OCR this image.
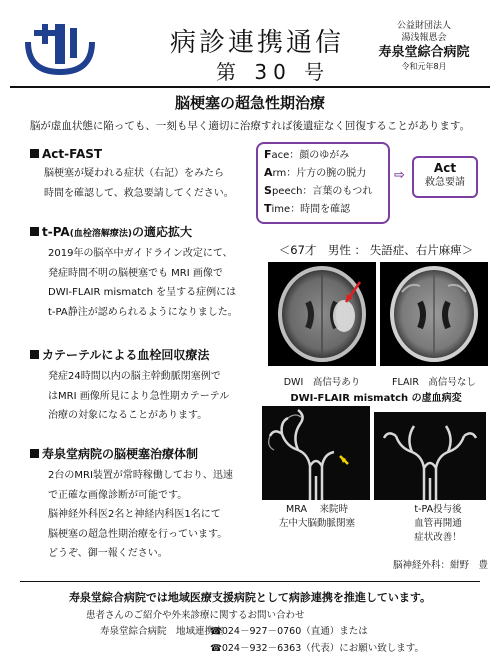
病診連携通信
第 30 号
公益財団法人
湯浅報恩会
寿泉堂綜合病院
令和元年8月
脳梗塞の超急性期治療
脳が虚血状態に陥っても、一刻も早く適切に治療すれば後遺症なく回復することがあります。
Act-FAST
脳梗塞が疑われる症状（右記）をみたら
時間を確認して、救急要請してください。
Face：顔のゆがみ
Arm：片方の腕の脱力
Speech：言葉のもつれ
Time：時間を確認
⇨	Act
救急要請
t-PA(血栓溶解療法)の適応拡大
2019年の脳卒中ガイドライン改定にて、
発症時間不明の脳梗塞でも MRI 画像で
DWI-FLAIR mismatch を呈する症例には
t-PA静注が認められるようになりました。
カテーテルによる血栓回収療法
発症24時間以内の脳主幹動脈閉塞例で
はMRI 画像所見により急性期カテーテル
治療の対象になることがあります。
寿泉堂病院の脳梗塞治療体制
2台のMRI装置が常時稼働しており、迅速
で正確な画像診断が可能です。
脳神経外科医2名と神経内科医1名にて
脳梗塞の超急性期治療を行っています。
どうぞ、御一報ください。
＜67才　男性 ： 失語症、右片麻痺＞
DWI　高信号あり	FLAIR　高信号なし
DWI-FLAIR mismatch の虚血病変
MRA　 来院時
左中大脳動脈閉塞
t-PA投与後
血管再開通
症状改善！
脳神経外科：紺野　豊
寿泉堂綜合病院では地域医療支援病院として病診連携を推進しています。
患者さんのご紹介や外来診療に関するお問い合わせ
寿泉堂綜合病院　地域連携室
☎024－927－0760（直通）または
☎024－932－6363（代表）にお願い致します。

REQUEST: Without the pictures, return the entries exactly as they appear.

TASK ANSWER:
OCR this image.
病診連携通信
第 30 号
公益財団法人
湯浅報恩会
寿泉堂綜合病院
令和元年8月
脳梗塞の超急性期治療
脳が虚血状態に陥っても、一刻も早く適切に治療すれば後遺症なく回復することがあります。
Act-FAST
脳梗塞が疑われる症状（右記）をみたら
時間を確認して、救急要請してください。
Face：顔のゆがみ
Arm：片方の腕の脱力
Speech：言葉のもつれ
Time：時間を確認
⇨	Act
救急要請
t-PA(血栓溶解療法)の適応拡大
2019年の脳卒中ガイドライン改定にて、
発症時間不明の脳梗塞でも MRI 画像で
DWI-FLAIR mismatch を呈する症例には
t-PA静注が認められるようになりました。
カテーテルによる血栓回収療法
発症24時間以内の脳主幹動脈閉塞例で
はMRI 画像所見により急性期カテーテル
治療の対象になることがあります。
寿泉堂病院の脳梗塞治療体制
2台のMRI装置が常時稼働しており、迅速
で正確な画像診断が可能です。
脳神経外科医2名と神経内科医1名にて
脳梗塞の超急性期治療を行っています。
どうぞ、御一報ください。
＜67才　男性 ： 失語症、右片麻痺＞
DWI　高信号あり	FLAIR　高信号なし
DWI-FLAIR mismatch の虚血病変
MRA　 来院時
左中大脳動脈閉塞
t-PA投与後
血管再開通
症状改善！
脳神経外科：紺野　豊
寿泉堂綜合病院では地域医療支援病院として病診連携を推進しています。
患者さんのご紹介や外来診療に関するお問い合わせ
寿泉堂綜合病院　地域連携室
☎024－927－0760（直通）または
☎024－932－6363（代表）にお願い致します。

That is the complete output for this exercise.